Work instructions :: Beginning with the line where "Give me the" appears, retype every remaining line of the data below, both the first and last included.

** Start Records supplied **

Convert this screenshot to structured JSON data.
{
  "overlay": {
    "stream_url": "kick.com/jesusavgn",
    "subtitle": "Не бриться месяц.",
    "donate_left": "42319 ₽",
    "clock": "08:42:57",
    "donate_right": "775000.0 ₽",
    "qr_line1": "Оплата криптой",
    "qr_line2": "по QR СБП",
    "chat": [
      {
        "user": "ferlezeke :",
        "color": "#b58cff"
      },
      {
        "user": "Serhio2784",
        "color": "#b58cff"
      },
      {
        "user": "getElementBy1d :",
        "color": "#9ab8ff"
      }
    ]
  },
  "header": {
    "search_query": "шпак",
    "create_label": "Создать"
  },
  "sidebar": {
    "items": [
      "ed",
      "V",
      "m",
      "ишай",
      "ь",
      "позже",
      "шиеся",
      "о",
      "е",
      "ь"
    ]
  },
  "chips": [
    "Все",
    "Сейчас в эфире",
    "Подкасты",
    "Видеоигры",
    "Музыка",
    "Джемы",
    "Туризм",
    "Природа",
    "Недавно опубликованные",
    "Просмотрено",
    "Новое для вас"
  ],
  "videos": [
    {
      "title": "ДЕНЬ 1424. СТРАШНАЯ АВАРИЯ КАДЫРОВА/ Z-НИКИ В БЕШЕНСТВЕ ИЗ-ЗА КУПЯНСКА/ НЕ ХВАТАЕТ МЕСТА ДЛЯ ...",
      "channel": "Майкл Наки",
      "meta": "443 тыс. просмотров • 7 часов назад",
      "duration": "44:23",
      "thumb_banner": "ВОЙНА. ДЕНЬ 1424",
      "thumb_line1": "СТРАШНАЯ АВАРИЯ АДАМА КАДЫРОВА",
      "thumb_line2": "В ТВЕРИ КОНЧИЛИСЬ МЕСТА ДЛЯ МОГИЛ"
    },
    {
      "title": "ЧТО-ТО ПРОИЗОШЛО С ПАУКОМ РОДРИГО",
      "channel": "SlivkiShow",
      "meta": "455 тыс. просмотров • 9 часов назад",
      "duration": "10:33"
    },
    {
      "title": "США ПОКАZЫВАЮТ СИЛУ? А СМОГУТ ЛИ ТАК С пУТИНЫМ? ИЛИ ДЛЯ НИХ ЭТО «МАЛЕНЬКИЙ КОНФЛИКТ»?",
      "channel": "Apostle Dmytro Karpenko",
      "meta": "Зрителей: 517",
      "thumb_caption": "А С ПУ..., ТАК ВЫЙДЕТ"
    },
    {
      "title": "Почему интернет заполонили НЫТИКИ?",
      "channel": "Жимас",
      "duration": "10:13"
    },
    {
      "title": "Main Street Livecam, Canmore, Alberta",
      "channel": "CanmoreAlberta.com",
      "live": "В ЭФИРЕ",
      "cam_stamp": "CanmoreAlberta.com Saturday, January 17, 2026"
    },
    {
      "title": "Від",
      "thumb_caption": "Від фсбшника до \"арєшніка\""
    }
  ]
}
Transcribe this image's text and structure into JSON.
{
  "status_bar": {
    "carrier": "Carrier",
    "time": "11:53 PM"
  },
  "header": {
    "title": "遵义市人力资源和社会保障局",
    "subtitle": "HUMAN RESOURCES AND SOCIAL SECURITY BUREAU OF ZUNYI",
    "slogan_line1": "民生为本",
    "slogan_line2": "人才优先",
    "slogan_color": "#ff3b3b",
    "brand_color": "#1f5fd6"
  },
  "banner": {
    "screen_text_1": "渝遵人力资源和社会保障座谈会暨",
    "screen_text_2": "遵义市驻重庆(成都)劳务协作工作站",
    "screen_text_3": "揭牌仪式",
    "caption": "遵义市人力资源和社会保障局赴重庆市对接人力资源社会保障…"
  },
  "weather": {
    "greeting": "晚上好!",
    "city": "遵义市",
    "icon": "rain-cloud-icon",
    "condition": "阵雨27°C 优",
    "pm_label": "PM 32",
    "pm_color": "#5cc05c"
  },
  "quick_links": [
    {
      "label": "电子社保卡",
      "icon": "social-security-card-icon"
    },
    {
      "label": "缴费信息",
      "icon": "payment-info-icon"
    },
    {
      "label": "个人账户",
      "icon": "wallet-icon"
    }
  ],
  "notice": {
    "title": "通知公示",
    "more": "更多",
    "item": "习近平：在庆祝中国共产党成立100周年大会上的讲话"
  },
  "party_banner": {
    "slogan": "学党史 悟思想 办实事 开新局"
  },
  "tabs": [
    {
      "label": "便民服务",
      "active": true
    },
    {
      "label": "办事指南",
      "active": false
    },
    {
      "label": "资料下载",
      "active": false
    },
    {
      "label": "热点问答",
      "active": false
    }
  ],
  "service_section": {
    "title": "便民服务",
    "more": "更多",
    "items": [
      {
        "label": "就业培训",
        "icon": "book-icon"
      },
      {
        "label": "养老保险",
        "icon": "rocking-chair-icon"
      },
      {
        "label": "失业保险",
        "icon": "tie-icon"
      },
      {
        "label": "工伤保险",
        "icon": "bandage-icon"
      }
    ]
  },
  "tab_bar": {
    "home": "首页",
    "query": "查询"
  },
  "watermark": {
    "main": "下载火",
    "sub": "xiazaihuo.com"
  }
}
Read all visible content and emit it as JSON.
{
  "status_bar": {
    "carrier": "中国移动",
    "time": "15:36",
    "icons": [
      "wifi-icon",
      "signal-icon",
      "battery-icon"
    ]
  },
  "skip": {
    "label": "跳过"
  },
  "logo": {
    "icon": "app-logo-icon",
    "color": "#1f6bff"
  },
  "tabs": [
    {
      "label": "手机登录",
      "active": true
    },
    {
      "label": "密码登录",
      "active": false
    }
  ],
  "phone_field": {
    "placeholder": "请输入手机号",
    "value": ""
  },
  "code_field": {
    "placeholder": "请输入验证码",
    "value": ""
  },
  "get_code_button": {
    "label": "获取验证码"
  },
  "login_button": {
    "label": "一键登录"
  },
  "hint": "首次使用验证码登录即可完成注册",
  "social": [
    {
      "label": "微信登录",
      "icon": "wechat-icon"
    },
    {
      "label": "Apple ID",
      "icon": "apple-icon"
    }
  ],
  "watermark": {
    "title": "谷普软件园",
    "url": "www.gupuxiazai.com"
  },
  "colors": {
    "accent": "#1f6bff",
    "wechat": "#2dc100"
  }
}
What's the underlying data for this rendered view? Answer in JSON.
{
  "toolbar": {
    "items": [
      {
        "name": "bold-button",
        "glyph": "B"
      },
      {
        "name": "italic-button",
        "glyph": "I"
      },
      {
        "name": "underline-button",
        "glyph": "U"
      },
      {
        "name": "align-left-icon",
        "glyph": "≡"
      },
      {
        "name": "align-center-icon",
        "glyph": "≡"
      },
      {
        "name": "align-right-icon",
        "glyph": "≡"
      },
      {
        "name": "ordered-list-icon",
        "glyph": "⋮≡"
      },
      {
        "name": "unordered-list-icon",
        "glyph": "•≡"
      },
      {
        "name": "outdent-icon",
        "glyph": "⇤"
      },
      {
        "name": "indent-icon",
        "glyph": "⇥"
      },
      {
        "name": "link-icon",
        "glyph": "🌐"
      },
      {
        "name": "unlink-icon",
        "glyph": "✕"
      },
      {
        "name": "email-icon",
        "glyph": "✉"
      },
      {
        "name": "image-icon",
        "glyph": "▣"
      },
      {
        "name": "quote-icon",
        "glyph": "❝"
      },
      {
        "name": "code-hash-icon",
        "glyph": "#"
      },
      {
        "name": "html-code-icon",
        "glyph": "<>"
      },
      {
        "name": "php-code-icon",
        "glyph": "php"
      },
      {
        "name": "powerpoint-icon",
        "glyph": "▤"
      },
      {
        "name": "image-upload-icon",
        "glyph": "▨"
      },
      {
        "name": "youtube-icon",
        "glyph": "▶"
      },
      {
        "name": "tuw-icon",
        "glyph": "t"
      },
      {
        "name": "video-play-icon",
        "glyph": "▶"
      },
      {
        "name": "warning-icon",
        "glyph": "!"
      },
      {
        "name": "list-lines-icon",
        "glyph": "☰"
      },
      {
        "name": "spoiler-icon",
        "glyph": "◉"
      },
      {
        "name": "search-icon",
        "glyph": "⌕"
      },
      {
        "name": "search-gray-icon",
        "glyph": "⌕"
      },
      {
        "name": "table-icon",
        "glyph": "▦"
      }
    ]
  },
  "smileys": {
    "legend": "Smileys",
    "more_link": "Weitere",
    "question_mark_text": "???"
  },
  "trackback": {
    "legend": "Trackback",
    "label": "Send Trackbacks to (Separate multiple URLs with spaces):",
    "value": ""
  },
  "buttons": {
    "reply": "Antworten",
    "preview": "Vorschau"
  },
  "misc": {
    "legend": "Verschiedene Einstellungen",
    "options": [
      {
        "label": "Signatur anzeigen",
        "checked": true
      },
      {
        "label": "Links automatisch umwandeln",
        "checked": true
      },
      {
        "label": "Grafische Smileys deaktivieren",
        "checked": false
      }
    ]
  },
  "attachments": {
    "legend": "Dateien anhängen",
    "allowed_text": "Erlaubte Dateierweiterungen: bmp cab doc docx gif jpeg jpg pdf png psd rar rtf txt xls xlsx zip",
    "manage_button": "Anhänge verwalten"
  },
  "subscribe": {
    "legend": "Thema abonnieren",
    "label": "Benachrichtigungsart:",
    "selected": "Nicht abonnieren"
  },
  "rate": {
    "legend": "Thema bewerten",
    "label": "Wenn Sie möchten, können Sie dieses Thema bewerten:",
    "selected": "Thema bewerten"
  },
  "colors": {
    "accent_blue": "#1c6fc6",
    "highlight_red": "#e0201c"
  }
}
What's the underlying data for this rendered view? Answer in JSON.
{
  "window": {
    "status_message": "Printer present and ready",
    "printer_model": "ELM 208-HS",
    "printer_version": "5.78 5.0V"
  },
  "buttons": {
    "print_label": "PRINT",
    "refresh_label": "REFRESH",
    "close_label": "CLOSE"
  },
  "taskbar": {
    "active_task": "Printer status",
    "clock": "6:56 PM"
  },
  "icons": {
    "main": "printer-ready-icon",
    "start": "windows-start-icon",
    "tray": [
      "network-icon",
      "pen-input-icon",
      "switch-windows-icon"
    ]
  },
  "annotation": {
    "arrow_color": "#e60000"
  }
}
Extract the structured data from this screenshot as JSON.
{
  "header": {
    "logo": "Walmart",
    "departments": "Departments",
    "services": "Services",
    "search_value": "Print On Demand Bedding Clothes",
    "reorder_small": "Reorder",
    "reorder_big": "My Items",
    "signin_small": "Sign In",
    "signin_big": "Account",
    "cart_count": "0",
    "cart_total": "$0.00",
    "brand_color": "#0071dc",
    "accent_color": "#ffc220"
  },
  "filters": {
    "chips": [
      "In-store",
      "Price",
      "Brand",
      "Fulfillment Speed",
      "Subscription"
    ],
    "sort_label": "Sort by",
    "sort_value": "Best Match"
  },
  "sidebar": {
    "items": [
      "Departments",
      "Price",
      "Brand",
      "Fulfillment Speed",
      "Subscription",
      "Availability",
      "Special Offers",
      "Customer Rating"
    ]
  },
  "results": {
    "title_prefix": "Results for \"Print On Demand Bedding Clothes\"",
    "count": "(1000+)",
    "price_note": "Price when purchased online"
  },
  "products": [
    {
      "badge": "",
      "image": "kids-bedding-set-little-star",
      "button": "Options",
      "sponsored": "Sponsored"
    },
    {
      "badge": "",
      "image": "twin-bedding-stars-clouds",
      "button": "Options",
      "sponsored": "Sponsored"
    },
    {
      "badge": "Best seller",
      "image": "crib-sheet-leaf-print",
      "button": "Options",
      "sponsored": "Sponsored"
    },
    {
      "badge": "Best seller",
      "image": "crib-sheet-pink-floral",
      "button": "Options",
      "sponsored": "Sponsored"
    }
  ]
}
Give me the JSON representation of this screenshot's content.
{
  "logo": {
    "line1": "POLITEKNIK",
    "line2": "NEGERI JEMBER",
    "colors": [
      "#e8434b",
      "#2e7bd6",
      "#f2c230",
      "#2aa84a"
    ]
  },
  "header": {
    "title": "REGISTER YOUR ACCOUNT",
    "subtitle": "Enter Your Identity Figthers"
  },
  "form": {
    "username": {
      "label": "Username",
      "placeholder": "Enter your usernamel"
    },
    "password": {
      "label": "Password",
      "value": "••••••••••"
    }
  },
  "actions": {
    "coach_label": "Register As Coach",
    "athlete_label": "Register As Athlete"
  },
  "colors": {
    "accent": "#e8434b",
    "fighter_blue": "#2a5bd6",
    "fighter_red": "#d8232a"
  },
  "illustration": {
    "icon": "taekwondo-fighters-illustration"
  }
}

** End Records supplied **

The completed task ::
Give me the JSON representation of this screenshot's content.
{
  "logo": {
    "line1": "POLITEKNIK",
    "line2": "NEGERI JEMBER",
    "colors": [
      "#e8434b",
      "#2e7bd6",
      "#f2c230",
      "#2aa84a"
    ]
  },
  "header": {
    "title": "REGISTER YOUR ACCOUNT",
    "subtitle": "Enter Your Identity Figthers"
  },
  "form": {
    "username": {
      "label": "Username",
      "placeholder": "Enter your usernamel"
    },
    "password": {
      "label": "Password",
      "value": "••••••••••"
    }
  },
  "actions": {
    "coach_label": "Register As Coach",
    "athlete_label": "Register As Athlete"
  },
  "colors": {
    "accent": "#e8434b",
    "fighter_blue": "#2a5bd6",
    "fighter_red": "#d8232a"
  },
  "illustration": {
    "icon": "taekwondo-fighters-illustration"
  }
}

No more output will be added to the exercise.